Every line holding the string "this" should be gathered.

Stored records
☆ ☆ ☆ ☆ ☆ ☆ ☆

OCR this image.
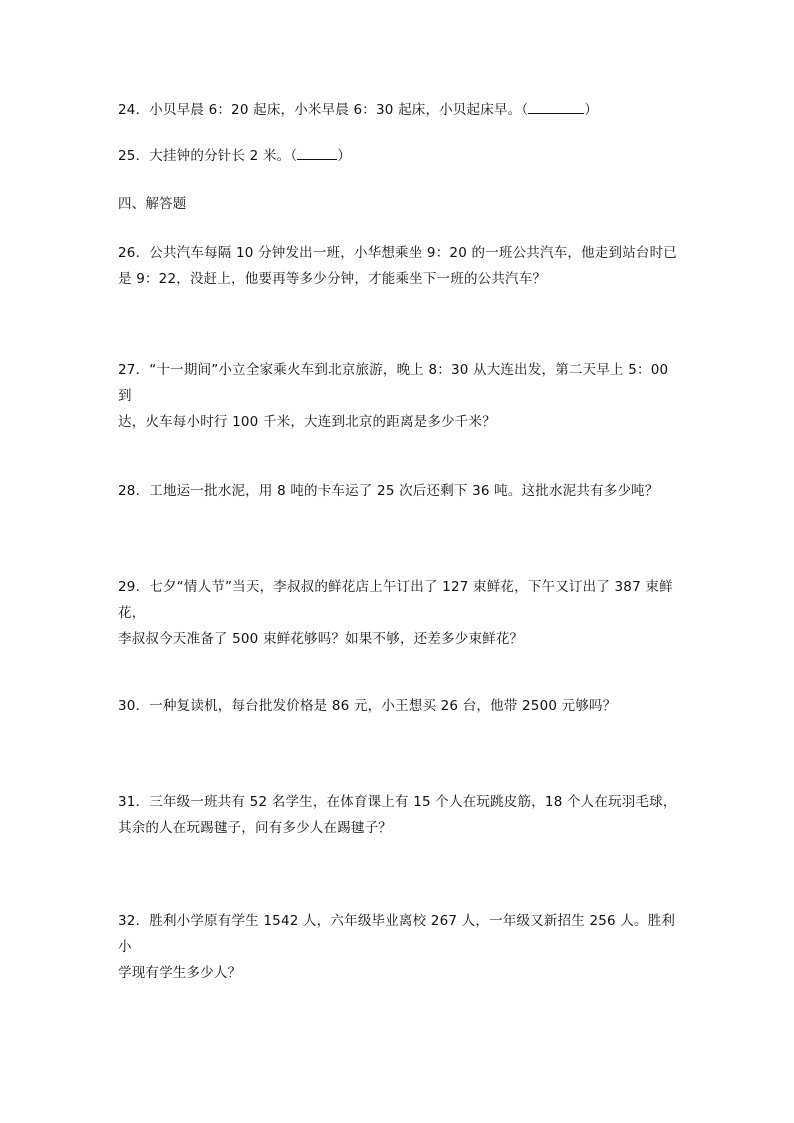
24．小贝早晨 6：20 起床，小米早晨 6：30 起床，小贝起床早。（	）
25．大挂钟的分针长 2 米。（	）
四、解答题
26．公共汽车每隔 10 分钟发出一班，小华想乘坐 9：20 的一班公共汽车，他走到站台时已
是 9：22，没赶上，他要再等多少分钟，才能乘坐下一班的公共汽车？
27．“十一期间”小立全家乘火车到北京旅游，晚上 8：30 从大连出发，第二天早上 5：00 到
达，火车每小时行 100 千米，大连到北京的距离是多少千米？
28．工地运一批水泥，用 8 吨的卡车运了 25 次后还剩下 36 吨。这批水泥共有多少吨？
29．七夕“情人节”当天，李叔叔的鲜花店上午订出了 127 束鲜花，下午又订出了 387 束鲜花，
李叔叔今天准备了 500 束鲜花够吗？如果不够，还差多少束鲜花？
30．一种复读机，每台批发价格是 86 元，小王想买 26 台，他带 2500 元够吗？
31．三年级一班共有 52 名学生，在体育课上有 15 个人在玩跳皮筋，18 个人在玩羽毛球，
其余的人在玩踢毽子，问有多少人在踢毽子？
32．胜利小学原有学生 1542 人，六年级毕业离校 267 人，一年级又新招生 256 人。胜利小
学现有学生多少人？
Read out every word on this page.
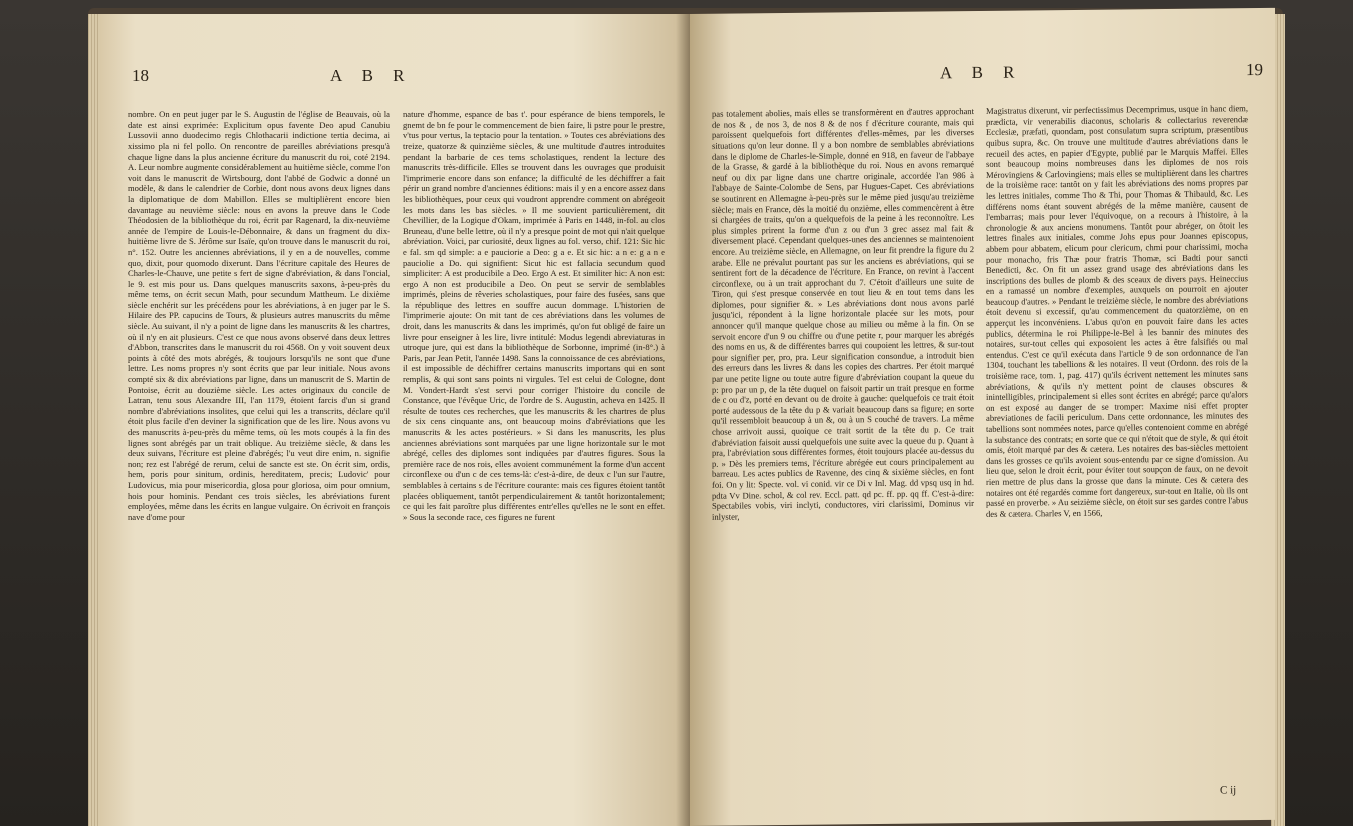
18	A B R

nombre. On en peut juger par le S. Augustin de l'église de Beauvais, où la date est ainsi exprimée: Explicitum opus favente Deo apud Canubiu Lussovii anno duodecimo regis Chlothacarii indictione tertia decima, ai xissimo pla ni fel pollo. On rencontre de pareilles abréviations presqu'à chaque ligne dans la plus ancienne écriture du manuscrit du roi, coté 2194. A. Leur nombre augmente considérablement au huitième siècle, comme l'on voit dans le manuscrit de Wirtsbourg, dont l'abbé de Godwic a donné un modèle, & dans le calendrier de Corbie, dont nous avons deux lignes dans la diplomatique de dom Mabillon. Elles se multiplièrent encore bien davantage au neuvième siècle: nous en avons la preuve dans le Code Théodosien de la bibliothèque du roi, écrit par Ragenard, la dix-neuvième année de l'empire de Louis-le-Débonnaire, & dans un fragment du dix-huitième livre de S. Jérôme sur Isaïe, qu'on trouve dans le manuscrit du roi, n°. 152. Outre les anciennes abréviations, il y en a de nouvelles, comme quo, dixit, pour quomodo dixerunt. Dans l'écriture capitale des Heures de Charles-le-Chauve, une petite s fert de signe d'abréviation, & dans l'oncial, le 9. est mis pour us. Dans quelques manuscrits saxons, à-peu-près du même tems, on écrit secun Math, pour secundum Mattheum. Le dixième siècle enchérit sur les précédens pour les abréviations, à en juger par le S. Hilaire des PP. capucins de Tours, & plusieurs autres manuscrits du même siècle. Au suivant, il n'y a point de ligne dans les manuscrits & les chartres, où il n'y en ait plusieurs. C'est ce que nous avons observé dans deux lettres d'Abbon, transcrites dans le manuscrit du roi 4568. On y voit souvent deux points à côté des mots abrégés, & toujours lorsqu'ils ne sont que d'une lettre. Les noms propres n'y sont écrits que par leur initiale. Nous avons compté six & dix abréviations par ligne, dans un manuscrit de S. Martin de Pontoise, écrit au douzième siècle. Les actes originaux du concile de Latran, tenu sous Alexandre III, l'an 1179, étoient farcis d'un si grand nombre d'abréviations insolites, que celui qui les a transcrits, déclare qu'il étoit plus facile d'en deviner la signification que de les lire. Nous avons vu des manuscrits à-peu-près du même tems, où les mots coupés à la fin des lignes sont abrégés par un trait oblique. Au treizième siècle, & dans les deux suivans, l'écriture est pleine d'abrégés; l'u veut dire enim, n. signifie non; rez est l'abrégé de rerum, celui de sancte est ste. On écrit sim, ordis, hem, poris pour sinitum, ordinis, hereditatem, precis; Ludovic' pour Ludovicus, mia pour misericordia, glosa pour gloriosa, oim pour omnium, hois pour hominis. Pendant ces trois siècles, les abréviations furent employées, même dans les écrits en langue vulgaire. On écrivoit en françois nave d'ome pour

nature d'homme, espance de bas t'. pour espérance de biens temporels, le gnemt de bn fe pour le commencement de bien faire, li pstre pour le prestre, v'tus pour vertus, la teptacio pour la tentation. » Toutes ces abréviations des treize, quatorze & quinzième siècles, & une multitude d'autres introduites pendant la barbarie de ces tems scholastiques, rendent la lecture des manuscrits très-difficile. Elles se trouvent dans les ouvrages que produisit l'imprimerie encore dans son enfance; la difficulté de les déchiffrer a fait périr un grand nombre d'anciennes éditions: mais il y en a encore assez dans les bibliothèques, pour ceux qui voudront apprendre comment on abrégeoit les mots dans les bas siècles. » Il me souvient particulièrement, dit Chevillier, de la Logique d'Okam, imprimée à Paris en 1448, in-fol. au clos Bruneau, d'une belle lettre, où il n'y a presque point de mot qui n'ait quelque abréviation. Voici, par curiosité, deux lignes au fol. verso, chif. 121: Sic hic e fal. sm qd simple: a e pauciorie a Deo: g a e. Et sic hic: a n e: g a n e pauciolie a Do. qui signifient: Sicut hic est fallacia secundum quod simpliciter: A est producibile a Deo. Ergo A est. Et similiter hic: A non est: ergo A non est producibile a Deo. On peut se servir de semblables imprimés, pleins de rêveries scholastiques, pour faire des fusées, sans que la république des lettres en souffre aucun dommage. L'historien de l'imprimerie ajoute: On mit tant de ces abréviations dans les volumes de droit, dans les manuscrits & dans les imprimés, qu'on fut obligé de faire un livre pour enseigner à les lire, livre intitulé: Modus legendi abreviaturas in utroque jure, qui est dans la bibliothèque de Sorbonne, imprimé (in-8°.) à Paris, par Jean Petit, l'année 1498. Sans la connoissance de ces abréviations, il est impossible de déchiffrer certains manuscrits importans qui en sont remplis, & qui sont sans points ni virgules. Tel est celui de Cologne, dont M. Vondert-Hardt s'est servi pour corriger l'histoire du concile de Constance, que l'évêque Uric, de l'ordre de S. Augustin, acheva en 1425. Il résulte de toutes ces recherches, que les manuscrits & les chartres de plus de six cens cinquante ans, ont beaucoup moins d'abréviations que les manuscrits & les actes postérieurs. » Si dans les manuscrits, les plus anciennes abréviations sont marquées par une ligne horizontale sur le mot abrégé, celles des diplomes sont indiquées par d'autres figures. Sous la première race de nos rois, elles avoient communément la forme d'un accent circonflexe ou d'un c de ces tems-là: c'est-à-dire, de deux c l'un sur l'autre, semblables à certains s de l'écriture courante: mais ces figures étoient tantôt placées obliquement, tantôt perpendiculairement & tantôt horizontalement; ce qui les fait paroître plus différentes entr'elles qu'elles ne le sont en effet. » Sous la seconde race, ces figures ne furent

A B R	19

pas totalement abolies, mais elles se transformèrent en d'autres approchant de nos & , de nos 3, de nos 8 & de nos f d'écriture courante, mais qui paroissent quelquefois fort différentes d'elles-mêmes, par les diverses situations qu'on leur donne. Il y a bon nombre de semblables abréviations dans le diplome de Charles-le-Simple, donné en 918, en faveur de l'abbaye de la Grasse, & gardé à la bibliothèque du roi. Nous en avons remarqué neuf ou dix par ligne dans une chartre originale, accordée l'an 986 à l'abbaye de Sainte-Colombe de Sens, par Hugues-Capet. Ces abréviations se soutinrent en Allemagne à-peu-près sur le même pied jusqu'au treizième siècle; mais en France, dès la moitié du onzième, elles commencèrent à être si chargées de traits, qu'on a quelquefois de la peine à les reconnoître. Les plus simples prirent la forme d'un z ou d'un 3 grec assez mal fait & diversement placé. Cependant quelques-unes des anciennes se maintenoient encore. Au treizième siècle, en Allemagne, on leur fit prendre la figure du 2 arabe. Elle ne prévalut pourtant pas sur les anciens es abréviations, qui se sentirent fort de la décadence de l'écriture. En France, on revint à l'accent circonflexe, ou à un trait approchant du 7. C'étoit d'ailleurs une suite de Tiron, qui s'est presque conservée en tout lieu & en tout tems dans les diplomes, pour signifier &. » Les abréviations dont nous avons parlé jusqu'ici, répondent à la ligne horizontale placée sur les mots, pour annoncer qu'il manque quelque chose au milieu ou même à la fin. On se servoit encore d'un 9 ou chiffre ou d'une petite r, pour marquer les abrégés des noms en us, & de différentes barres qui coupoient les lettres, & sur-tout pour signifier per, pro, pra. Leur signification consondue, a introduit bien des erreurs dans les livres & dans les copies des chartres. Per étoit marqué par une petite ligne ou toute autre figure d'abréviation coupant la queue du p: pro par un p, de la tête duquel on faisoit partir un trait presque en forme de c ou d'z, porté en devant ou de droite à gauche: quelquefois ce trait étoit porté audessous de la tête du p & variait beaucoup dans sa figure; en sorte qu'il ressembloit beaucoup à un &, ou à un S couché de travers. La même chose arrivoit aussi, quoique ce trait sortit de la tête du p. Ce trait d'abréviation faisoit aussi quelquefois une suite avec la queue du p. Quant à pra, l'abréviation sous différentes formes, étoit toujours placée au-dessus du p. » Dès les premiers tems, l'écriture abrégée eut cours principalement au barreau. Les actes publics de Ravenne, des cinq & sixième siècles, en font foi. On y lit: Specte. vol. vi conid. vir ce Di v Inl. Mag. dd vpsq usq in hd. pdta Vv Dine. schol, & col rev. Eccl. patt. qd pc. ff. pp. qq ff. C'est-à-dire: Spectabiles vobis, viri inclyti, conductores, viri clarissimi, Dominus vir inlyster,

Magistratus dixerunt, vir perfectissimus Decemprimus, usque in hanc diem, prædicta, vir venerabilis diaconus, scholaris & collectarius reverendæ Ecclesiæ, præfati, quondam, post consulatum supra scriptum, præsentibus quibus supra, &c. On trouve une multitude d'autres abréviations dans le recueil des actes, en papier d'Egypte, publié par le Marquis Maffei. Elles sont beaucoup moins nombreuses dans les diplomes de nos rois Mérovingiens & Carlovingiens; mais elles se multiplièrent dans les chartres de la troisième race: tantôt on y fait les abréviations des noms propres par les lettres initiales, comme Tho & Thi, pour Thomas & Thibauld, &c. Les différens noms étant souvent abrégés de la même manière, causent de l'embarras; mais pour lever l'équivoque, on a recours à l'histoire, à la chronologie & aux anciens monumens. Tantôt pour abréger, on ôtoit les lettres finales aux initiales, comme Johs epus pour Joannes episcopus, abbem pour abbatem, elicum pour clericum, chmi pour charissimi, mocha pour monacho, fris Thæ pour fratris Thomæ, sci Badti pour sancti Benedicti, &c. On fit un assez grand usage des abréviations dans les inscriptions des bulles de plomb & des sceaux de divers pays. Heineccius en a ramassé un nombre d'exemples, auxquels on pourroit en ajouter beaucoup d'autres. » Pendant le treizième siècle, le nombre des abréviations étoit devenu si excessif, qu'au commencement du quatorzième, on en apperçut les inconvéniens. L'abus qu'on en pouvoit faire dans les actes publics, détermina le roi Philippe-le-Bel à les bannir des minutes des notaires, sur-tout celles qui exposoient les actes à être falsifiés ou mal entendus. C'est ce qu'il exécuta dans l'article 9 de son ordonnance de l'an 1304, touchant les tabellions & les notaires. Il veut (Ordonn. des rois de la troisième race, tom. 1, pag. 417) qu'ils écrivent nettement les minutes sans abréviations, & qu'ils n'y mettent point de clauses obscures & inintelligibles, principalement si elles sont écrites en abrégé; parce qu'alors on est exposé au danger de se tromper: Maxime nisi effet propter abreviationes de facili periculum. Dans cette ordonnance, les minutes des tabellions sont nommées notes, parce qu'elles contenoient comme en abrégé la substance des contrats; en sorte que ce qui n'étoit que de style, & qui étoit omis, étoit marqué par des & cætera. Les notaires des bas-siècles mettoient dans les grosses ce qu'ils avoient sous-entendu par ce signe d'omission. Au lieu que, selon le droit écrit, pour éviter tout soupçon de faux, on ne devoit rien mettre de plus dans la grosse que dans la minute. Ces & cætera des notaires ont été regardés comme fort dangereux, sur-tout en Italie, où ils ont passé en proverbe. » Au seizième siècle, on étoit sur ses gardes contre l'abus des & cætera. Charles V, en 1566,

C ij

☆ ☆ ☆ ☆ ☆ ☆ ☆

Full solution
OCR this image.
Read out every word on this page.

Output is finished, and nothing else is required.